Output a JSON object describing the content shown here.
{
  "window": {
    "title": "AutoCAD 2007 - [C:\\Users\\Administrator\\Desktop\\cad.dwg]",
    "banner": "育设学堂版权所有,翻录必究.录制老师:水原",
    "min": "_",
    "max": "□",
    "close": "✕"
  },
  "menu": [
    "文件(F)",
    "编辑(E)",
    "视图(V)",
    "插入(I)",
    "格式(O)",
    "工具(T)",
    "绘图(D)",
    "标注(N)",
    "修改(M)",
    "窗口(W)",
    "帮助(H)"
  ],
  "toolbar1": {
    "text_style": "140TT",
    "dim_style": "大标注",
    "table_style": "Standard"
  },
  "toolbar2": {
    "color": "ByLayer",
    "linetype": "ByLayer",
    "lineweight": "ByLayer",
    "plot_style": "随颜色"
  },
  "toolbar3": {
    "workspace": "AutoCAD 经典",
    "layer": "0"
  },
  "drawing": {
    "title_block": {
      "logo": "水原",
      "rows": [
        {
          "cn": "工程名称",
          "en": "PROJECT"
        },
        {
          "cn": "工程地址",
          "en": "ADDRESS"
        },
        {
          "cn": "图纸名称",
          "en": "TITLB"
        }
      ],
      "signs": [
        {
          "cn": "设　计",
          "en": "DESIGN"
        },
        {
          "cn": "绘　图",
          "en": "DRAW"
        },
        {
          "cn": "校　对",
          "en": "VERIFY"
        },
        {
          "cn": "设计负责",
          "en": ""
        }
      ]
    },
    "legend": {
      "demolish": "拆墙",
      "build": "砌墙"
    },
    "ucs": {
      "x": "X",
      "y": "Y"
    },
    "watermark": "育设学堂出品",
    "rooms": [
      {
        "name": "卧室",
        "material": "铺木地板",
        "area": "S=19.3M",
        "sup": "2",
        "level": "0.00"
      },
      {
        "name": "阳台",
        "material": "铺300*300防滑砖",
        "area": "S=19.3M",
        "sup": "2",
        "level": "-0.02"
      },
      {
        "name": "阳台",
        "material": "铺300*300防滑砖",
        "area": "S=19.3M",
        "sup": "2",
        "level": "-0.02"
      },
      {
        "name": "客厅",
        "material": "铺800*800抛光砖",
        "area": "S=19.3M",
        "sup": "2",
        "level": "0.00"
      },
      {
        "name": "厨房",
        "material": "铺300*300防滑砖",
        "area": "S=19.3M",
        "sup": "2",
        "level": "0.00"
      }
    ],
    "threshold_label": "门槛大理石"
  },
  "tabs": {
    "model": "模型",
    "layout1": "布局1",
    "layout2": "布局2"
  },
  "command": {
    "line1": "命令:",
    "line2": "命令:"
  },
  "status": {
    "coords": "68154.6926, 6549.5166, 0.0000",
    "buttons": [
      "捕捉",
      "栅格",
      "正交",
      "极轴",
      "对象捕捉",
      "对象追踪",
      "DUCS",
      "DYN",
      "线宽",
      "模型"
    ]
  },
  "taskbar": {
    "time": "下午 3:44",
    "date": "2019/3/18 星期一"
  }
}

• [EXERCISE PROMPT]: Give back all the records exactly as they stand.

• [FULL SOLUTION]:
Output a JSON object describing the content shown here.
{
  "window": {
    "title": "AutoCAD 2007 - [C:\\Users\\Administrator\\Desktop\\cad.dwg]",
    "banner": "育设学堂版权所有,翻录必究.录制老师:水原",
    "min": "_",
    "max": "□",
    "close": "✕"
  },
  "menu": [
    "文件(F)",
    "编辑(E)",
    "视图(V)",
    "插入(I)",
    "格式(O)",
    "工具(T)",
    "绘图(D)",
    "标注(N)",
    "修改(M)",
    "窗口(W)",
    "帮助(H)"
  ],
  "toolbar1": {
    "text_style": "140TT",
    "dim_style": "大标注",
    "table_style": "Standard"
  },
  "toolbar2": {
    "color": "ByLayer",
    "linetype": "ByLayer",
    "lineweight": "ByLayer",
    "plot_style": "随颜色"
  },
  "toolbar3": {
    "workspace": "AutoCAD 经典",
    "layer": "0"
  },
  "drawing": {
    "title_block": {
      "logo": "水原",
      "rows": [
        {
          "cn": "工程名称",
          "en": "PROJECT"
        },
        {
          "cn": "工程地址",
          "en": "ADDRESS"
        },
        {
          "cn": "图纸名称",
          "en": "TITLB"
        }
      ],
      "signs": [
        {
          "cn": "设　计",
          "en": "DESIGN"
        },
        {
          "cn": "绘　图",
          "en": "DRAW"
        },
        {
          "cn": "校　对",
          "en": "VERIFY"
        },
        {
          "cn": "设计负责",
          "en": ""
        }
      ]
    },
    "legend": {
      "demolish": "拆墙",
      "build": "砌墙"
    },
    "ucs": {
      "x": "X",
      "y": "Y"
    },
    "watermark": "育设学堂出品",
    "rooms": [
      {
        "name": "卧室",
        "material": "铺木地板",
        "area": "S=19.3M",
        "sup": "2",
        "level": "0.00"
      },
      {
        "name": "阳台",
        "material": "铺300*300防滑砖",
        "area": "S=19.3M",
        "sup": "2",
        "level": "-0.02"
      },
      {
        "name": "阳台",
        "material": "铺300*300防滑砖",
        "area": "S=19.3M",
        "sup": "2",
        "level": "-0.02"
      },
      {
        "name": "客厅",
        "material": "铺800*800抛光砖",
        "area": "S=19.3M",
        "sup": "2",
        "level": "0.00"
      },
      {
        "name": "厨房",
        "material": "铺300*300防滑砖",
        "area": "S=19.3M",
        "sup": "2",
        "level": "0.00"
      }
    ],
    "threshold_label": "门槛大理石"
  },
  "tabs": {
    "model": "模型",
    "layout1": "布局1",
    "layout2": "布局2"
  },
  "command": {
    "line1": "命令:",
    "line2": "命令:"
  },
  "status": {
    "coords": "68154.6926, 6549.5166, 0.0000",
    "buttons": [
      "捕捉",
      "栅格",
      "正交",
      "极轴",
      "对象捕捉",
      "对象追踪",
      "DUCS",
      "DYN",
      "线宽",
      "模型"
    ]
  },
  "taskbar": {
    "time": "下午 3:44",
    "date": "2019/3/18 星期一"
  }
}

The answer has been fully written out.